Wherever the word "xlabel" appears in a line, extract that line.

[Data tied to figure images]

******

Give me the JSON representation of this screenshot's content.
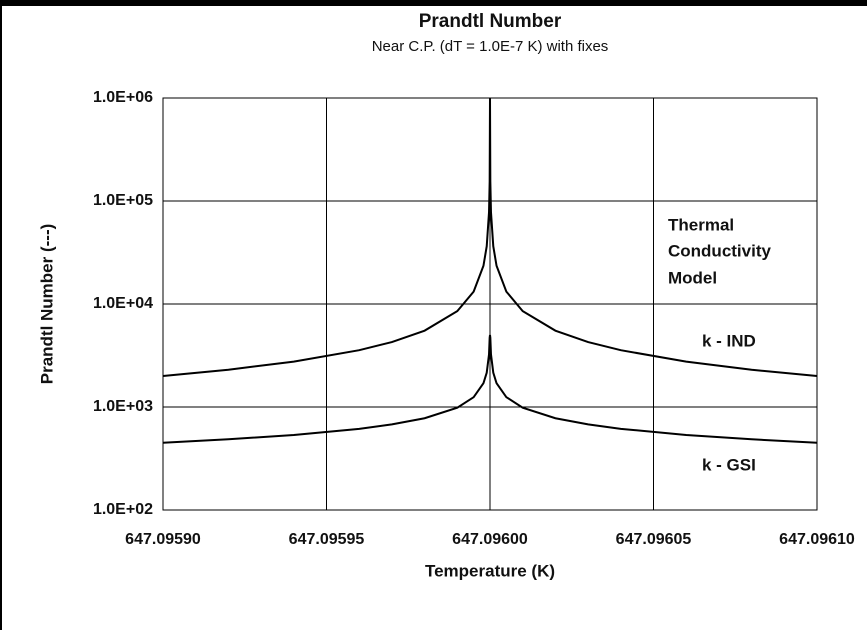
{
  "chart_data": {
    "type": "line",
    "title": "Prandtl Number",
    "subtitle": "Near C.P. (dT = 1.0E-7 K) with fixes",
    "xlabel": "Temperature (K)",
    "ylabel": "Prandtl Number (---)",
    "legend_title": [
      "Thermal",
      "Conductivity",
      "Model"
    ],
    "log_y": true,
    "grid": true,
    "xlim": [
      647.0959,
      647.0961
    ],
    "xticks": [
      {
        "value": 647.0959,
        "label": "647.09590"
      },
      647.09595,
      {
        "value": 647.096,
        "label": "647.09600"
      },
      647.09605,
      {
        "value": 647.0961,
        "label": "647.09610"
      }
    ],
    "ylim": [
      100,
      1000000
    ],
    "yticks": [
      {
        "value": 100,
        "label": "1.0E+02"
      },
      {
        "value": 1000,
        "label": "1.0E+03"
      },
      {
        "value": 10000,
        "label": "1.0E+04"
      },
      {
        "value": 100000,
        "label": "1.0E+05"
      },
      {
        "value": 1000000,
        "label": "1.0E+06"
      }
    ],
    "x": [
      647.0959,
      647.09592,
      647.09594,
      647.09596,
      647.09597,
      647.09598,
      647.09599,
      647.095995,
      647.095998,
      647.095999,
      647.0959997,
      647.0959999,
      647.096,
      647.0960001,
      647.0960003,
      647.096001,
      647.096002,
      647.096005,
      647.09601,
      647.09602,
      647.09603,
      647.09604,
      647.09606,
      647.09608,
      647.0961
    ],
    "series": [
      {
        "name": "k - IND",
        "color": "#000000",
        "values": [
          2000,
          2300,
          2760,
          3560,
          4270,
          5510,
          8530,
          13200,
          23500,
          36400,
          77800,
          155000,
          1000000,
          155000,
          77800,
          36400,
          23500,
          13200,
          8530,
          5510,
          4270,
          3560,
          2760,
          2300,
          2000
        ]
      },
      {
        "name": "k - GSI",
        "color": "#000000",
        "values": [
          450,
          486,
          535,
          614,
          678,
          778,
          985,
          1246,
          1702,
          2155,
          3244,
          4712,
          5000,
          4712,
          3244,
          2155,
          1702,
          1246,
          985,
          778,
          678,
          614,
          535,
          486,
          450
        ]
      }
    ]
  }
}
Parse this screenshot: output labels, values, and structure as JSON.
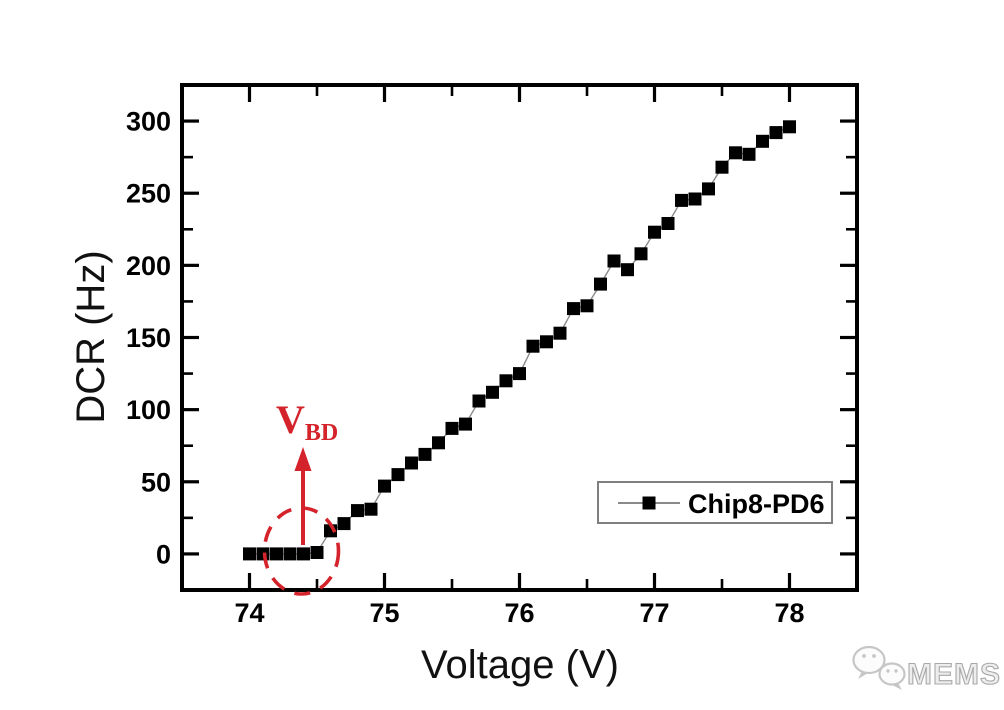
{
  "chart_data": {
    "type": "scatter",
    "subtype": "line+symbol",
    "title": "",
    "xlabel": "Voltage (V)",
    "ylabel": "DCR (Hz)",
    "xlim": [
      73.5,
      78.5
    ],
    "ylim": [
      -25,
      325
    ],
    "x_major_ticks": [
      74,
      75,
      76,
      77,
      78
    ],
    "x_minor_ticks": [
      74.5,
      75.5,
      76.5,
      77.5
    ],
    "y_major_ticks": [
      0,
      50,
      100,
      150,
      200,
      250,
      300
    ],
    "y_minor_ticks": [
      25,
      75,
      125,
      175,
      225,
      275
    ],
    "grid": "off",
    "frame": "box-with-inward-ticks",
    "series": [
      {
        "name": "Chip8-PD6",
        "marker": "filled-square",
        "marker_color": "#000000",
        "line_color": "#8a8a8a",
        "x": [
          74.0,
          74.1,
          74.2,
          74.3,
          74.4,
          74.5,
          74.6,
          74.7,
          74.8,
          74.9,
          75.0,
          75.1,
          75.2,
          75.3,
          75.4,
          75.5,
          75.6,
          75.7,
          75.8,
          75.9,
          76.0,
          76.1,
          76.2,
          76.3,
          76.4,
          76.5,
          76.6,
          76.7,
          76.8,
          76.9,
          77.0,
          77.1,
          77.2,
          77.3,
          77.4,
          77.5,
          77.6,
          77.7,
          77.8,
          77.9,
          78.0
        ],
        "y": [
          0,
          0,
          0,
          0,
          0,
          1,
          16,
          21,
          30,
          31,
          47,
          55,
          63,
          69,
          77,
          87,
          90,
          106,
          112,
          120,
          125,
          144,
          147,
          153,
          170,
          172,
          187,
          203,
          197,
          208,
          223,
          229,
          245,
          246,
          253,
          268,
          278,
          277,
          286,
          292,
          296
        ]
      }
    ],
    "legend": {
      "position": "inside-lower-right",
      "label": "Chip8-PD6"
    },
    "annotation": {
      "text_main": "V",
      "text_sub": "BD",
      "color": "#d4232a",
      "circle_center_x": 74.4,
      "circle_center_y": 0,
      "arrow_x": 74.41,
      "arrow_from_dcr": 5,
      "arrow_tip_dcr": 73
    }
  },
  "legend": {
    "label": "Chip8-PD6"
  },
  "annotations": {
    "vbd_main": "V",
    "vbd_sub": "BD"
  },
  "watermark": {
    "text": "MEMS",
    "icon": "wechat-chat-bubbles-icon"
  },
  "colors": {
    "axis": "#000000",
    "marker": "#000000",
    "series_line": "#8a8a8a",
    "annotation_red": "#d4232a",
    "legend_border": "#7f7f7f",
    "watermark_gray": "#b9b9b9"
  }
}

******

OUTPUT OF THE TASK |
    "xlabel": "Temperature (K)",
    "xlabel": "Voltage (V)",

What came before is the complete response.